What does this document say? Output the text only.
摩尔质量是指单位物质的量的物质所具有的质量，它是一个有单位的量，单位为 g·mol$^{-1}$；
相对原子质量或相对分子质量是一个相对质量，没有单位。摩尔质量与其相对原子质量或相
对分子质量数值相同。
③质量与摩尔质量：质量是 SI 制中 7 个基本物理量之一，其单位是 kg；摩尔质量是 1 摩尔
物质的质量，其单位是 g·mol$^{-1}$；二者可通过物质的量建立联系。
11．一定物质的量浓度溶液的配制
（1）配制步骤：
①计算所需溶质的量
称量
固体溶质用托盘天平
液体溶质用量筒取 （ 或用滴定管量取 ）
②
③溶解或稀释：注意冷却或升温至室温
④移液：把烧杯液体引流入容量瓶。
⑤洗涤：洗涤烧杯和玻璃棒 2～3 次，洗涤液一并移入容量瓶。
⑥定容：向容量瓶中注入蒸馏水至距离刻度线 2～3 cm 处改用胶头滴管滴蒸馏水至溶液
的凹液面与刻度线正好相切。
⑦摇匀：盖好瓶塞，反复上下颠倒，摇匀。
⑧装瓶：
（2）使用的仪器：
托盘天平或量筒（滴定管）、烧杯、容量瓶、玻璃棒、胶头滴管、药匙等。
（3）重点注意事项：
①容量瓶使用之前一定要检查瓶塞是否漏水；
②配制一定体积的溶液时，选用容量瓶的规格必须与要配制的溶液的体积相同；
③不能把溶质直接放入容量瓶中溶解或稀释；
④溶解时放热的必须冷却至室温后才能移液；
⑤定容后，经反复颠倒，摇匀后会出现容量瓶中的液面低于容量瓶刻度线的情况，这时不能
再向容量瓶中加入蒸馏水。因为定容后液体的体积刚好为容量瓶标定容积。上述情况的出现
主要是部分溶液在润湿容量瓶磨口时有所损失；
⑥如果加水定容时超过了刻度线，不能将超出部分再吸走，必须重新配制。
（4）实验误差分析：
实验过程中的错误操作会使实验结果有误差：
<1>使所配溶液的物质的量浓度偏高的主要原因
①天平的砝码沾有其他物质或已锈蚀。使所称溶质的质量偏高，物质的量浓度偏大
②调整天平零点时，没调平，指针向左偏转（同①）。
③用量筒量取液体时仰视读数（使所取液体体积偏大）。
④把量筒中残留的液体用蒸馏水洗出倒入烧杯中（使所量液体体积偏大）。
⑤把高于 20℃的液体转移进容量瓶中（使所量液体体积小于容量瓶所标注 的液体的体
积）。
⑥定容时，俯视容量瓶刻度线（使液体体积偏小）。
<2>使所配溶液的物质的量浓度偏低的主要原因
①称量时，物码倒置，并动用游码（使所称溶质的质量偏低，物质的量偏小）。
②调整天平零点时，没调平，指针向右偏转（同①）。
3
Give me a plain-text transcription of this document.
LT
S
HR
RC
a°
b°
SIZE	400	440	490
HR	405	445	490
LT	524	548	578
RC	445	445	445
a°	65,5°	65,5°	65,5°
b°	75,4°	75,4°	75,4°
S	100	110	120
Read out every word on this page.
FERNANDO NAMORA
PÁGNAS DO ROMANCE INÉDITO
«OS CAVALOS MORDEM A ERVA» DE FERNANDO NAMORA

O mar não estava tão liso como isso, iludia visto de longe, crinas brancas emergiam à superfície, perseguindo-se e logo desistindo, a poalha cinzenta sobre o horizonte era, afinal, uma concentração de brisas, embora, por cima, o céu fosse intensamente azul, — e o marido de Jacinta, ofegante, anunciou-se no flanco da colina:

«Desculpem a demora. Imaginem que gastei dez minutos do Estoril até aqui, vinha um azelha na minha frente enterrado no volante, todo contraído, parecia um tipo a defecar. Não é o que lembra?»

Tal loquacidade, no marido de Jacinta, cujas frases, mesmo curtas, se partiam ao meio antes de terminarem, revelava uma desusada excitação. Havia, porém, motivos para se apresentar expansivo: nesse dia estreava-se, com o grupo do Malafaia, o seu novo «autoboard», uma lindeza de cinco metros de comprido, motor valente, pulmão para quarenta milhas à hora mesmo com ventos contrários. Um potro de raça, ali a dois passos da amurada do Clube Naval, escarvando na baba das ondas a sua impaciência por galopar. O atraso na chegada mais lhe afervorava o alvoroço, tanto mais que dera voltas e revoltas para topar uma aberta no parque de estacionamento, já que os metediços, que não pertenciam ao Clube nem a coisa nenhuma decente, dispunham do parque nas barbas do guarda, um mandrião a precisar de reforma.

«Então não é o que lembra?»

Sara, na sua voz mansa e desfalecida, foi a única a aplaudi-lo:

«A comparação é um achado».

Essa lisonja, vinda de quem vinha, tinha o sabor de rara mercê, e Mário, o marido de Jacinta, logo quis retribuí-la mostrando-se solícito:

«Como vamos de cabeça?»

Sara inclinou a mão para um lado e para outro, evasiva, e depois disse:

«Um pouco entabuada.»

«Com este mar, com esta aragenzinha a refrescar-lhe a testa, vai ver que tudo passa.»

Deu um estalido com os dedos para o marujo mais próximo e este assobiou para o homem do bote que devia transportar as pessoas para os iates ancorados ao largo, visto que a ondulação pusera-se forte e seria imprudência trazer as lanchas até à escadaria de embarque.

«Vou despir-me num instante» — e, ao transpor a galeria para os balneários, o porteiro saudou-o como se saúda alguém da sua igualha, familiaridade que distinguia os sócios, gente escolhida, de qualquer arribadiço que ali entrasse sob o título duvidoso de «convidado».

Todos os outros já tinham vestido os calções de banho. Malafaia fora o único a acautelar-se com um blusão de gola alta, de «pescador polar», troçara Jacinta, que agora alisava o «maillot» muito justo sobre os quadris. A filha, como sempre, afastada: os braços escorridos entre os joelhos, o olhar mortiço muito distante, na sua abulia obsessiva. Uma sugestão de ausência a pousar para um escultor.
--
» What is needed
Find the word "vinha" in the material, then list each line that holds it.

» Written solution
«Desculpem a demora. Imaginem que gastei dez minutos do Estoril até aqui, vinha um azelha na minha frente enterrado no volante, todo contraído, parecia um tipo a defecar. Não é o que lembra?»
Essa lisonja, vinda de quem vinha, tinha o sabor de rara mercê, e Mário, o marido de Jacinta, logo quis retribuí-la mostrando-se solícito:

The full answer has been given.